● Required work
Repeat the data verbatim.

++++++++++++++++++++

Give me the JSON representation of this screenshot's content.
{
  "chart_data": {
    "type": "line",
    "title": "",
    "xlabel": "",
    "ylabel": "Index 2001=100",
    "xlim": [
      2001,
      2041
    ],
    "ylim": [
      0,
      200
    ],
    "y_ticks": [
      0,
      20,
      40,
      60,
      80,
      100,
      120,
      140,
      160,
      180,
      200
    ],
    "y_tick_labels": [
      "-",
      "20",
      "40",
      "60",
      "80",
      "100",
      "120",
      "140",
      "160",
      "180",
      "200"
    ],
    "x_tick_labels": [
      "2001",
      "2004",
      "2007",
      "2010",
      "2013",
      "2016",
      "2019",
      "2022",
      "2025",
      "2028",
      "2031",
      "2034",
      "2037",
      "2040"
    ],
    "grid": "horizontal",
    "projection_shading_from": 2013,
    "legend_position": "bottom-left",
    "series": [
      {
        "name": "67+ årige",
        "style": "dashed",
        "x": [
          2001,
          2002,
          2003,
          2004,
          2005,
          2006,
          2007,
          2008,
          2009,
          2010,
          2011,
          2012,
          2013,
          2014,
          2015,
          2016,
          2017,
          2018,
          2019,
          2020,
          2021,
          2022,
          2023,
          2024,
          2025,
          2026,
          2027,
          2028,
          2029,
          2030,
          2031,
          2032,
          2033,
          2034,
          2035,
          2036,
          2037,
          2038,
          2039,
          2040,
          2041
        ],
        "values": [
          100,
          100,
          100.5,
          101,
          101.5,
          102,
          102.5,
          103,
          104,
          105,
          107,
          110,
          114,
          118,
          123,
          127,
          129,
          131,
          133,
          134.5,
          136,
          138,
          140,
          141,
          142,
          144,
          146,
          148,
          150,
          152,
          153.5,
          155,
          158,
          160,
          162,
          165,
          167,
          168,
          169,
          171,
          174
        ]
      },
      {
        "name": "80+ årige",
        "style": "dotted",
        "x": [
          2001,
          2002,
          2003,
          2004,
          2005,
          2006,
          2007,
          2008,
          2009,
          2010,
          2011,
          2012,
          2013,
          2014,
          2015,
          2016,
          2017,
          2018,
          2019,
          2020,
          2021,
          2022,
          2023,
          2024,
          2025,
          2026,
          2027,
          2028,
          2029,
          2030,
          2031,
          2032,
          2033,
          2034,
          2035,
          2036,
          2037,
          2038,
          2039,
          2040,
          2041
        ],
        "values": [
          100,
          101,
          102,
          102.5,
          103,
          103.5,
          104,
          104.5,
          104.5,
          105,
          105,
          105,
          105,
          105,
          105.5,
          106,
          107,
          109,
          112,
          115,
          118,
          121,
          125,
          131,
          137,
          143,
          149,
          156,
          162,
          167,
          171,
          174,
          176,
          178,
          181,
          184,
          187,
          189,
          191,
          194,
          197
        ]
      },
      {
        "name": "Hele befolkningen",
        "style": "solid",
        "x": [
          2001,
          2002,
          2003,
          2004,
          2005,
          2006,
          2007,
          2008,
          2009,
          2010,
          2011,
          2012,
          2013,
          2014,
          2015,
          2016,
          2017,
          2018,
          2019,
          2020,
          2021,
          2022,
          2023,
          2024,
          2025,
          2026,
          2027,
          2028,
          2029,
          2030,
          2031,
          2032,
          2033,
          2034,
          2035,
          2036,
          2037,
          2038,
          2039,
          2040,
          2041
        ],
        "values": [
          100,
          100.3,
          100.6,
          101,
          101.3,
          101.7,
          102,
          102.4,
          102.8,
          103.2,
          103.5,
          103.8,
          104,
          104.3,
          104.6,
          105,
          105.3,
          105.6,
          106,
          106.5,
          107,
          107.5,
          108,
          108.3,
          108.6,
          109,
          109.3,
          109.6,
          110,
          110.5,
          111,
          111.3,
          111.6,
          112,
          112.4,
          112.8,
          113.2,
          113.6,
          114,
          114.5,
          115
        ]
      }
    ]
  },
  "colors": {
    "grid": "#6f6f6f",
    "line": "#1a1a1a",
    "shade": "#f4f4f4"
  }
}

++++++++++++++++++++

● Correct answer
Give me the JSON representation of this screenshot's content.
{
  "chart_data": {
    "type": "line",
    "title": "",
    "xlabel": "",
    "ylabel": "Index 2001=100",
    "xlim": [
      2001,
      2041
    ],
    "ylim": [
      0,
      200
    ],
    "y_ticks": [
      0,
      20,
      40,
      60,
      80,
      100,
      120,
      140,
      160,
      180,
      200
    ],
    "y_tick_labels": [
      "-",
      "20",
      "40",
      "60",
      "80",
      "100",
      "120",
      "140",
      "160",
      "180",
      "200"
    ],
    "x_tick_labels": [
      "2001",
      "2004",
      "2007",
      "2010",
      "2013",
      "2016",
      "2019",
      "2022",
      "2025",
      "2028",
      "2031",
      "2034",
      "2037",
      "2040"
    ],
    "grid": "horizontal",
    "projection_shading_from": 2013,
    "legend_position": "bottom-left",
    "series": [
      {
        "name": "67+ årige",
        "style": "dashed",
        "x": [
          2001,
          2002,
          2003,
          2004,
          2005,
          2006,
          2007,
          2008,
          2009,
          2010,
          2011,
          2012,
          2013,
          2014,
          2015,
          2016,
          2017,
          2018,
          2019,
          2020,
          2021,
          2022,
          2023,
          2024,
          2025,
          2026,
          2027,
          2028,
          2029,
          2030,
          2031,
          2032,
          2033,
          2034,
          2035,
          2036,
          2037,
          2038,
          2039,
          2040,
          2041
        ],
        "values": [
          100,
          100,
          100.5,
          101,
          101.5,
          102,
          102.5,
          103,
          104,
          105,
          107,
          110,
          114,
          118,
          123,
          127,
          129,
          131,
          133,
          134.5,
          136,
          138,
          140,
          141,
          142,
          144,
          146,
          148,
          150,
          152,
          153.5,
          155,
          158,
          160,
          162,
          165,
          167,
          168,
          169,
          171,
          174
        ]
      },
      {
        "name": "80+ årige",
        "style": "dotted",
        "x": [
          2001,
          2002,
          2003,
          2004,
          2005,
          2006,
          2007,
          2008,
          2009,
          2010,
          2011,
          2012,
          2013,
          2014,
          2015,
          2016,
          2017,
          2018,
          2019,
          2020,
          2021,
          2022,
          2023,
          2024,
          2025,
          2026,
          2027,
          2028,
          2029,
          2030,
          2031,
          2032,
          2033,
          2034,
          2035,
          2036,
          2037,
          2038,
          2039,
          2040,
          2041
        ],
        "values": [
          100,
          101,
          102,
          102.5,
          103,
          103.5,
          104,
          104.5,
          104.5,
          105,
          105,
          105,
          105,
          105,
          105.5,
          106,
          107,
          109,
          112,
          115,
          118,
          121,
          125,
          131,
          137,
          143,
          149,
          156,
          162,
          167,
          171,
          174,
          176,
          178,
          181,
          184,
          187,
          189,
          191,
          194,
          197
        ]
      },
      {
        "name": "Hele befolkningen",
        "style": "solid",
        "x": [
          2001,
          2002,
          2003,
          2004,
          2005,
          2006,
          2007,
          2008,
          2009,
          2010,
          2011,
          2012,
          2013,
          2014,
          2015,
          2016,
          2017,
          2018,
          2019,
          2020,
          2021,
          2022,
          2023,
          2024,
          2025,
          2026,
          2027,
          2028,
          2029,
          2030,
          2031,
          2032,
          2033,
          2034,
          2035,
          2036,
          2037,
          2038,
          2039,
          2040,
          2041
        ],
        "values": [
          100,
          100.3,
          100.6,
          101,
          101.3,
          101.7,
          102,
          102.4,
          102.8,
          103.2,
          103.5,
          103.8,
          104,
          104.3,
          104.6,
          105,
          105.3,
          105.6,
          106,
          106.5,
          107,
          107.5,
          108,
          108.3,
          108.6,
          109,
          109.3,
          109.6,
          110,
          110.5,
          111,
          111.3,
          111.6,
          112,
          112.4,
          112.8,
          113.2,
          113.6,
          114,
          114.5,
          115
        ]
      }
    ]
  },
  "colors": {
    "grid": "#6f6f6f",
    "line": "#1a1a1a",
    "shade": "#f4f4f4"
  }
}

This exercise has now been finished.